◆ **Text to read**
*-*-*

You may choose to submit __your results__ to the [scoreboard](https://docs.google.com/spreadsheets/d/1wI1mz7fFiNNc1eZvZfKu_Id23y3QAzL_joVmiqUHm2U/edit?resourcekey#gid=939604299). To this we will programmatically submit your results to a Google Form that live updates the scoreboard in a Google Sheet.

Run the following cell to set the function that helps us with the submission.

> ⚠️ **NOTE**:
> You do not need to understand the content of the next code cell where the result submission function is defined.

In [None]:
def post_results(tag: str, results: dict) -> Tuple[dict, requests.Response]:
    """Submit your trained SAC model results to public scoreboard.

    Submits trained SAC model results to a Google Form and results
    are displayed and ranked in Google Sheets.

    Parameters
    ----------
    tag: str
        A name to use to identify submitted results in scoreboard.
        Avoid including personal identifiers in the tag.
    results: dict
        Mapping of results from your simulation. It is the variable returned
        by the :code:`train_your_custom_sac` function.

    Returns
    -------
    payload: dict
        Submitted results.
    response: requests.Response
        Form post request response.
    """

    # submission for ID
    form_id = '1FAIpQLSc69VR3t5z7ag6ydvv11mDpdBS8ruhz4yBfWD_81IUZ2IYtEw'

    # url to get and fill the form
    get_url = f'https://docs.google.com/forms/d/e/{form_id}/viewform?usp=sf_link'

    # url to submit the form
    post_url = f'https://docs.google.com/forms/u/1/d/e/{form_id}/formResponse'

    # get KPIs
    kpis = get_kpis(results['env']).pivot(
        index='kpi', columns='name', values='value'
    ).to_dict()
    kpis = {k: {
        k_: float(v_) for k_, v_ in v.items() if not math.isnan(v_)
    } for k, v in kpis.items()}

    # set payload
    datetime_fmt = '%Y-%d-%m %H:%M:%S'
    buildings = [int(b.split('_')[-1]) for b in results['buildings']]
    buildings = sorted(buildings)
    buildings = ', '.join([str(b) for b in buildings])
    payload = {
        'uid': uuid.uuid4().hex,
        'create_timestamp': datetime.utcnow().strftime(datetime_fmt),
        'train_start_timestamp': results['train_start_timestamp'].strftime(datetime_fmt),
        'train_end_timestamp': results['train_end_timestamp'].strftime(datetime_fmt),
        'tag': '' if tag is None else tag,
        'random_seed': results['random_seed'],
        'buildings': buildings,
        'simulation_start_time_step': int(results['simulation_start_time_step']),
        'simulation_end_time_step': int(results['simulation_end_time_step']),
        'episodes': results['episodes'],
        'active_observations': ', '.join(sorted(results['active_observations'])),
        'agent_name': str(results['model'].__class__),
        'agent_kwargs': results['agent_kwargs'],
        'reward_function_calculate': inspect.getsource(results['reward_function'].calculate),
        'kpis': kpis,
        'district_electricity_consumption': kpis['District']['electricity_consumption'],
        'district_cost': kpis['District']['cost'],
        'district_carbon_emissions': kpis['District']['carbon_emissions'],
        'district_ramping': kpis['District']['ramping'],
        'district_average_daily_peak': kpis['District']['average_daily_peak'],
        'district_load_factor': kpis['District']['1 - load_factor'],
    }

    # get form question IDs
    response = requests.get(get_url)

*-*-*

◆ **Dataset excerpts**
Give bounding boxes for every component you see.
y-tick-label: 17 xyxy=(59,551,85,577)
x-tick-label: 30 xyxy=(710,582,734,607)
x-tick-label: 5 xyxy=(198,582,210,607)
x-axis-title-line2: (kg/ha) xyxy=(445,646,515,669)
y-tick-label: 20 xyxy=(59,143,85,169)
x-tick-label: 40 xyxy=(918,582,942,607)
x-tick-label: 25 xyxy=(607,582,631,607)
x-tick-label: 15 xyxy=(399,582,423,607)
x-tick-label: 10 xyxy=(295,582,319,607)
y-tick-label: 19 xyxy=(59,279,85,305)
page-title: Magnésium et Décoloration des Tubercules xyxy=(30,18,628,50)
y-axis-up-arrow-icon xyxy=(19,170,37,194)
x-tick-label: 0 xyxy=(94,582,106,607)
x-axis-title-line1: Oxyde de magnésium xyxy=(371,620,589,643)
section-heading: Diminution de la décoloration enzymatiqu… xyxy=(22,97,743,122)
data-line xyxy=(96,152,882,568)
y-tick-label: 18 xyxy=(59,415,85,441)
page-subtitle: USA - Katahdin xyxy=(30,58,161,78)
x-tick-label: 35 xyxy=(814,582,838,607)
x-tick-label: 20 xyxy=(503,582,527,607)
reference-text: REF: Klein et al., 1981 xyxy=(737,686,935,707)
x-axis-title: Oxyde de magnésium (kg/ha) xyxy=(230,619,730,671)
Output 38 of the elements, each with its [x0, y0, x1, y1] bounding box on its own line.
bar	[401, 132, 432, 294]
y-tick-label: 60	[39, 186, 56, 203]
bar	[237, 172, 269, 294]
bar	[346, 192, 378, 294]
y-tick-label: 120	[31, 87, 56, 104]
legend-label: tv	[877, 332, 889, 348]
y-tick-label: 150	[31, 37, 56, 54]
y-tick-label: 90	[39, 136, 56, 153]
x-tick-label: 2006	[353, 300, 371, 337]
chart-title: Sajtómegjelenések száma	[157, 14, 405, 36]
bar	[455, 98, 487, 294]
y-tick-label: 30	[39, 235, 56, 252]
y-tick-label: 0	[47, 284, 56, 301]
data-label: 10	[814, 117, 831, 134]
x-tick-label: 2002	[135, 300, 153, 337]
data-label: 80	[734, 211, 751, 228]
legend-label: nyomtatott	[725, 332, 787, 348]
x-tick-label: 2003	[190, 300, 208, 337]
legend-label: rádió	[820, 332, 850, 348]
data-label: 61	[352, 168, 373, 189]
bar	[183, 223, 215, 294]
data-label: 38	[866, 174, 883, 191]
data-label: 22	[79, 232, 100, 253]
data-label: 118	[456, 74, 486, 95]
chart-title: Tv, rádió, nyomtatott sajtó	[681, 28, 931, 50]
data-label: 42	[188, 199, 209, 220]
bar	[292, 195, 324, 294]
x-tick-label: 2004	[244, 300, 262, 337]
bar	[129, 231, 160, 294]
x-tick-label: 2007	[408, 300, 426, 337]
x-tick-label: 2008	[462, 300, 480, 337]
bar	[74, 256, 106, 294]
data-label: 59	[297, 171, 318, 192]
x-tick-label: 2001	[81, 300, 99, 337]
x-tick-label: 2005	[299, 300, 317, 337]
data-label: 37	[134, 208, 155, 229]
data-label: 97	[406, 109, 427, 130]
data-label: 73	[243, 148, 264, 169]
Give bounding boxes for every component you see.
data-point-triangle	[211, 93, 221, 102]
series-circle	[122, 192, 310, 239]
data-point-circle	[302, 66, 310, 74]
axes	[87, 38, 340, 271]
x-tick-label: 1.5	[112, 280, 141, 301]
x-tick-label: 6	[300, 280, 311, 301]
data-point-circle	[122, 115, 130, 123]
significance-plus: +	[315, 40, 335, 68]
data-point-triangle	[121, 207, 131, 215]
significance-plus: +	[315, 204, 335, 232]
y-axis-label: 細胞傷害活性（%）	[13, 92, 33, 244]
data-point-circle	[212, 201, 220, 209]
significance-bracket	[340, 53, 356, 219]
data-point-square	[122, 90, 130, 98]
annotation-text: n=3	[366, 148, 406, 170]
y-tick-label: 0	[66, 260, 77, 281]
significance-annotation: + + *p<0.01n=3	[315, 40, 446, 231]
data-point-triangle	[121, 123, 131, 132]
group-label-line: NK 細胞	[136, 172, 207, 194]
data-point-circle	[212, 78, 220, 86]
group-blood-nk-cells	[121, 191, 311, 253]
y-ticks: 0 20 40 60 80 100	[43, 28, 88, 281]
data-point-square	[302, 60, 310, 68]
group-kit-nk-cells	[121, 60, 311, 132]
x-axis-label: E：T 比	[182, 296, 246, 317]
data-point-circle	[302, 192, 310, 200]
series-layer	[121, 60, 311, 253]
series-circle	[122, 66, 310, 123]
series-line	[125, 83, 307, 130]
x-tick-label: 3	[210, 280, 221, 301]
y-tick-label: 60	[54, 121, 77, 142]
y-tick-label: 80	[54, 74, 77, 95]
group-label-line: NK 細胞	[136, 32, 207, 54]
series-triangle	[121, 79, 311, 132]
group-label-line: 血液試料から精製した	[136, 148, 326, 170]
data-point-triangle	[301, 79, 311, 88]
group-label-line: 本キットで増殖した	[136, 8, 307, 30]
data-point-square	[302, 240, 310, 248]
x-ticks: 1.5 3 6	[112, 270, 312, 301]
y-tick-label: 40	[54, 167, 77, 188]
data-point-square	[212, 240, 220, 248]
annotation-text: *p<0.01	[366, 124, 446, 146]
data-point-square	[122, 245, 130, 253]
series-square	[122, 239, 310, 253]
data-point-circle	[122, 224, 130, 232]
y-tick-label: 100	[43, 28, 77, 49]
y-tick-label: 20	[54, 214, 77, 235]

*-*-*

◆ **The request**
Could you print the passage on submitting results to the scoreboard, from "# set payload" up to and including "b in buildings])"?

◆ **Result**
# set payload
    datetime_fmt = '%Y-%d-%m %H:%M:%S'
    buildings = [int(b.split('_')[-1]) for b in results['buildings']]
    buildings = sorted(buildings)
    buildings = ', '.join([str(b) for b in buildings])